--- Start of RECORDS SHOWN ---

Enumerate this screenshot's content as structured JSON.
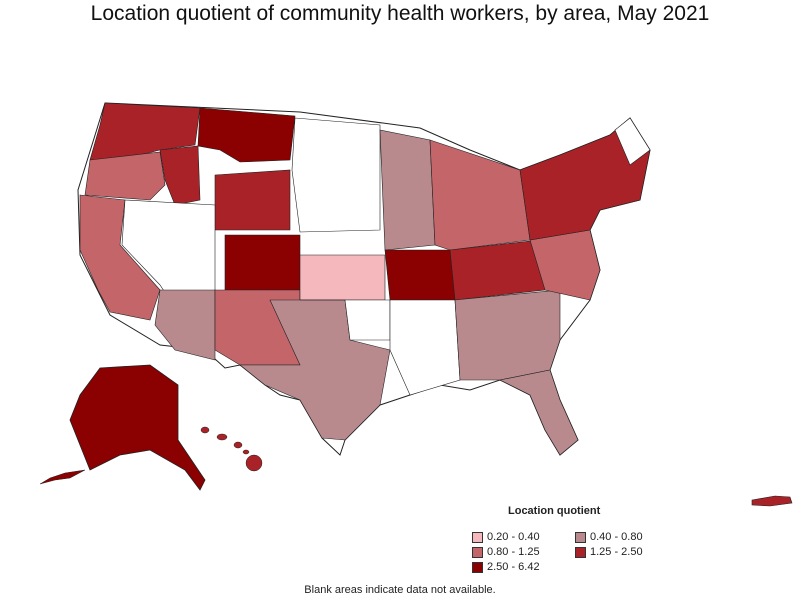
{
  "title": "Location quotient of community health workers, by area, May 2021",
  "legend": {
    "title": "Location quotient",
    "items": [
      {
        "label": "0.20 - 0.40",
        "color": "#f4b8bd"
      },
      {
        "label": "0.40 - 0.80",
        "color": "#b88a8e"
      },
      {
        "label": "0.80 - 1.25",
        "color": "#c4656a"
      },
      {
        "label": "1.25 - 2.50",
        "color": "#a82228"
      },
      {
        "label": "2.50 - 6.42",
        "color": "#8b0000"
      }
    ]
  },
  "note": "Blank areas indicate data not available.",
  "map": {
    "region": "United States (metropolitan and nonmetropolitan areas)",
    "no_data_color": "#ffffff",
    "border_color": "#222222"
  }
}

--- End of RECORDS SHOWN ---

**DESCRIPTION OF THE TASK**
In the entries above, some lines may contain the string "Location"; report how many, without additional comment.

**FINAL RESULT**
2